■ Exercise aim ■
Without the pictures, repeat the listing character for character.

■ Recorded information ■
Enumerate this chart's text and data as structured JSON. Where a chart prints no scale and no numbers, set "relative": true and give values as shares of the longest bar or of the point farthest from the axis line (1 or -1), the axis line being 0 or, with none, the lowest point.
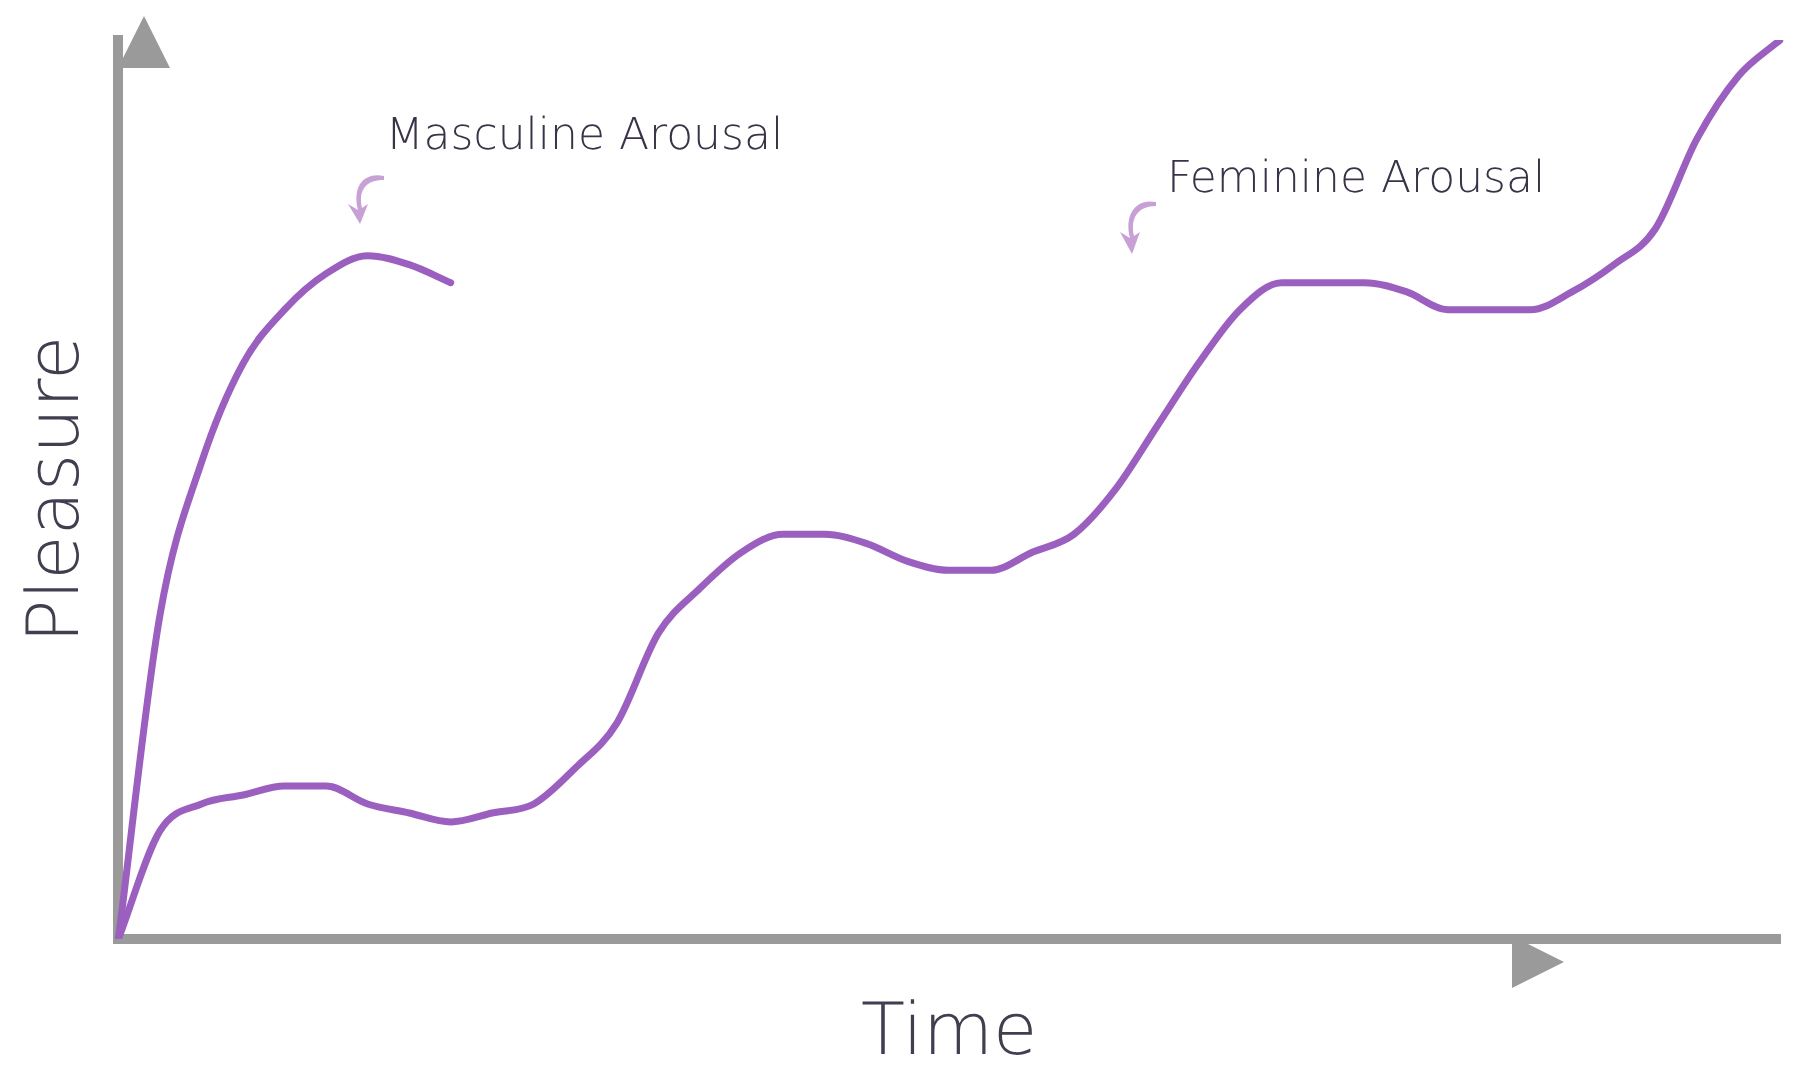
{
  "chart_data": {
    "type": "line",
    "relative": true,
    "xlabel": "Time",
    "ylabel": "Pleasure",
    "legend": false,
    "grid": false,
    "marker": "none",
    "line_style": "solid",
    "categories": [
      null,
      null,
      null,
      null,
      null,
      null,
      null,
      null,
      null,
      null,
      null,
      null,
      null,
      null,
      null,
      null,
      null,
      null,
      null,
      null,
      null,
      null,
      null,
      null,
      null,
      null,
      null,
      null,
      null,
      null,
      null,
      null,
      null,
      null,
      null,
      null,
      null,
      null,
      null,
      null,
      null
    ],
    "series": [
      {
        "name": "Masculine Arousal",
        "color": "#9b5fc0",
        "values": [
          0,
          0.36,
          0.53,
          0.64,
          0.7,
          0.74,
          0.76,
          0.75,
          0.73,
          null,
          null,
          null,
          null,
          null,
          null,
          null,
          null,
          null,
          null,
          null,
          null,
          null,
          null,
          null,
          null,
          null,
          null,
          null,
          null,
          null,
          null,
          null,
          null,
          null,
          null,
          null,
          null,
          null,
          null,
          null,
          null
        ]
      },
      {
        "name": "Feminine Arousal",
        "color": "#9b5fc0",
        "values": [
          0,
          0.12,
          0.15,
          0.16,
          0.17,
          0.17,
          0.15,
          0.14,
          0.13,
          0.14,
          0.15,
          0.19,
          0.24,
          0.34,
          0.39,
          0.43,
          0.45,
          0.45,
          0.44,
          0.42,
          0.41,
          0.41,
          0.43,
          0.45,
          0.5,
          0.57,
          0.64,
          0.7,
          0.73,
          0.73,
          0.73,
          0.72,
          0.7,
          0.7,
          0.7,
          0.72,
          0.75,
          0.79,
          0.89,
          0.96,
          1
        ]
      }
    ]
  }
}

■ Finished answer ■
Enumerate this chart's text and data as structured JSON. Where a chart prints no scale and no numbers, set "relative": true and give values as shares of the longest bar or of the point farthest from the axis line (1 or -1), the axis line being 0 or, with none, the lowest point.
{
  "chart_data": {
    "type": "line",
    "relative": true,
    "xlabel": "Time",
    "ylabel": "Pleasure",
    "legend": false,
    "grid": false,
    "marker": "none",
    "line_style": "solid",
    "categories": [
      null,
      null,
      null,
      null,
      null,
      null,
      null,
      null,
      null,
      null,
      null,
      null,
      null,
      null,
      null,
      null,
      null,
      null,
      null,
      null,
      null,
      null,
      null,
      null,
      null,
      null,
      null,
      null,
      null,
      null,
      null,
      null,
      null,
      null,
      null,
      null,
      null,
      null,
      null,
      null,
      null
    ],
    "series": [
      {
        "name": "Masculine Arousal",
        "color": "#9b5fc0",
        "values": [
          0,
          0.36,
          0.53,
          0.64,
          0.7,
          0.74,
          0.76,
          0.75,
          0.73,
          null,
          null,
          null,
          null,
          null,
          null,
          null,
          null,
          null,
          null,
          null,
          null,
          null,
          null,
          null,
          null,
          null,
          null,
          null,
          null,
          null,
          null,
          null,
          null,
          null,
          null,
          null,
          null,
          null,
          null,
          null,
          null
        ]
      },
      {
        "name": "Feminine Arousal",
        "color": "#9b5fc0",
        "values": [
          0,
          0.12,
          0.15,
          0.16,
          0.17,
          0.17,
          0.15,
          0.14,
          0.13,
          0.14,
          0.15,
          0.19,
          0.24,
          0.34,
          0.39,
          0.43,
          0.45,
          0.45,
          0.44,
          0.42,
          0.41,
          0.41,
          0.43,
          0.45,
          0.5,
          0.57,
          0.64,
          0.7,
          0.73,
          0.73,
          0.73,
          0.72,
          0.7,
          0.7,
          0.7,
          0.72,
          0.75,
          0.79,
          0.89,
          0.96,
          1
        ]
      }
    ]
  }
}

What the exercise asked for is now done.